[Stored items]
★ ★ ★

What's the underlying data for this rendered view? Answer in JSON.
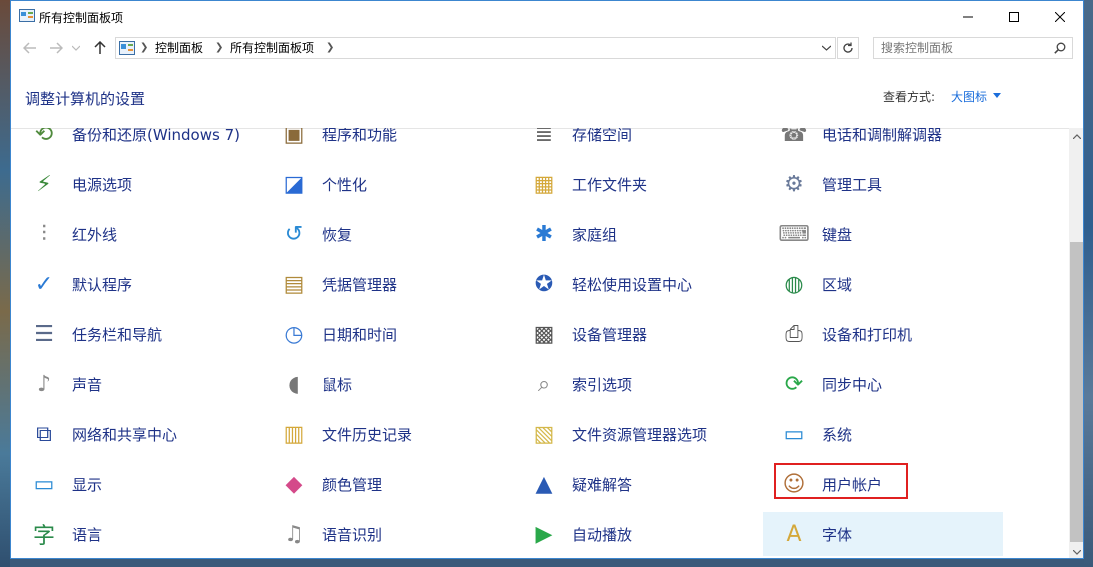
{
  "window": {
    "title": "所有控制面板项"
  },
  "address": {
    "crumbs": [
      "控制面板",
      "所有控制面板项"
    ]
  },
  "search": {
    "placeholder": "搜索控制面板"
  },
  "header": {
    "title": "调整计算机的设置",
    "view_label": "查看方式:",
    "view_value": "大图标"
  },
  "items": [
    [
      {
        "label": "备份和还原(Windows 7)",
        "icon": "backup-icon"
      },
      {
        "label": "电源选项",
        "icon": "power-icon"
      },
      {
        "label": "红外线",
        "icon": "infrared-icon"
      },
      {
        "label": "默认程序",
        "icon": "default-programs-icon"
      },
      {
        "label": "任务栏和导航",
        "icon": "taskbar-icon"
      },
      {
        "label": "声音",
        "icon": "sound-icon"
      },
      {
        "label": "网络和共享中心",
        "icon": "network-icon"
      },
      {
        "label": "显示",
        "icon": "display-icon"
      },
      {
        "label": "语言",
        "icon": "language-icon"
      }
    ],
    [
      {
        "label": "程序和功能",
        "icon": "programs-icon"
      },
      {
        "label": "个性化",
        "icon": "personalization-icon"
      },
      {
        "label": "恢复",
        "icon": "recovery-icon"
      },
      {
        "label": "凭据管理器",
        "icon": "credential-icon"
      },
      {
        "label": "日期和时间",
        "icon": "datetime-icon"
      },
      {
        "label": "鼠标",
        "icon": "mouse-icon"
      },
      {
        "label": "文件历史记录",
        "icon": "file-history-icon"
      },
      {
        "label": "颜色管理",
        "icon": "color-icon"
      },
      {
        "label": "语音识别",
        "icon": "microphone-icon"
      }
    ],
    [
      {
        "label": "存储空间",
        "icon": "storage-icon"
      },
      {
        "label": "工作文件夹",
        "icon": "work-folders-icon"
      },
      {
        "label": "家庭组",
        "icon": "homegroup-icon"
      },
      {
        "label": "轻松使用设置中心",
        "icon": "ease-of-access-icon"
      },
      {
        "label": "设备管理器",
        "icon": "device-manager-icon"
      },
      {
        "label": "索引选项",
        "icon": "indexing-icon"
      },
      {
        "label": "文件资源管理器选项",
        "icon": "folder-options-icon"
      },
      {
        "label": "疑难解答",
        "icon": "troubleshoot-icon"
      },
      {
        "label": "自动播放",
        "icon": "autoplay-icon"
      }
    ],
    [
      {
        "label": "电话和调制解调器",
        "icon": "phone-icon"
      },
      {
        "label": "管理工具",
        "icon": "admin-tools-icon"
      },
      {
        "label": "键盘",
        "icon": "keyboard-icon"
      },
      {
        "label": "区域",
        "icon": "region-icon"
      },
      {
        "label": "设备和打印机",
        "icon": "printer-icon"
      },
      {
        "label": "同步中心",
        "icon": "sync-icon"
      },
      {
        "label": "系统",
        "icon": "system-icon"
      },
      {
        "label": "用户帐户",
        "icon": "user-accounts-icon"
      },
      {
        "label": "字体",
        "icon": "fonts-icon"
      }
    ]
  ],
  "colors": {
    "link": "#1e3287",
    "accent": "#1a6ddb",
    "highlight_box": "#e02020"
  }
}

★ ★ ★

### DO THIS
Apart from the pictures, the entries above are to be repeated in full and exactly.

### OUTPUT BELOW
What's the underlying data for this rendered view? Answer in JSON.
{
  "window": {
    "title": "所有控制面板项"
  },
  "address": {
    "crumbs": [
      "控制面板",
      "所有控制面板项"
    ]
  },
  "search": {
    "placeholder": "搜索控制面板"
  },
  "header": {
    "title": "调整计算机的设置",
    "view_label": "查看方式:",
    "view_value": "大图标"
  },
  "items": [
    [
      {
        "label": "备份和还原(Windows 7)",
        "icon": "backup-icon"
      },
      {
        "label": "电源选项",
        "icon": "power-icon"
      },
      {
        "label": "红外线",
        "icon": "infrared-icon"
      },
      {
        "label": "默认程序",
        "icon": "default-programs-icon"
      },
      {
        "label": "任务栏和导航",
        "icon": "taskbar-icon"
      },
      {
        "label": "声音",
        "icon": "sound-icon"
      },
      {
        "label": "网络和共享中心",
        "icon": "network-icon"
      },
      {
        "label": "显示",
        "icon": "display-icon"
      },
      {
        "label": "语言",
        "icon": "language-icon"
      }
    ],
    [
      {
        "label": "程序和功能",
        "icon": "programs-icon"
      },
      {
        "label": "个性化",
        "icon": "personalization-icon"
      },
      {
        "label": "恢复",
        "icon": "recovery-icon"
      },
      {
        "label": "凭据管理器",
        "icon": "credential-icon"
      },
      {
        "label": "日期和时间",
        "icon": "datetime-icon"
      },
      {
        "label": "鼠标",
        "icon": "mouse-icon"
      },
      {
        "label": "文件历史记录",
        "icon": "file-history-icon"
      },
      {
        "label": "颜色管理",
        "icon": "color-icon"
      },
      {
        "label": "语音识别",
        "icon": "microphone-icon"
      }
    ],
    [
      {
        "label": "存储空间",
        "icon": "storage-icon"
      },
      {
        "label": "工作文件夹",
        "icon": "work-folders-icon"
      },
      {
        "label": "家庭组",
        "icon": "homegroup-icon"
      },
      {
        "label": "轻松使用设置中心",
        "icon": "ease-of-access-icon"
      },
      {
        "label": "设备管理器",
        "icon": "device-manager-icon"
      },
      {
        "label": "索引选项",
        "icon": "indexing-icon"
      },
      {
        "label": "文件资源管理器选项",
        "icon": "folder-options-icon"
      },
      {
        "label": "疑难解答",
        "icon": "troubleshoot-icon"
      },
      {
        "label": "自动播放",
        "icon": "autoplay-icon"
      }
    ],
    [
      {
        "label": "电话和调制解调器",
        "icon": "phone-icon"
      },
      {
        "label": "管理工具",
        "icon": "admin-tools-icon"
      },
      {
        "label": "键盘",
        "icon": "keyboard-icon"
      },
      {
        "label": "区域",
        "icon": "region-icon"
      },
      {
        "label": "设备和打印机",
        "icon": "printer-icon"
      },
      {
        "label": "同步中心",
        "icon": "sync-icon"
      },
      {
        "label": "系统",
        "icon": "system-icon"
      },
      {
        "label": "用户帐户",
        "icon": "user-accounts-icon"
      },
      {
        "label": "字体",
        "icon": "fonts-icon"
      }
    ]
  ],
  "colors": {
    "link": "#1e3287",
    "accent": "#1a6ddb",
    "highlight_box": "#e02020"
  }
}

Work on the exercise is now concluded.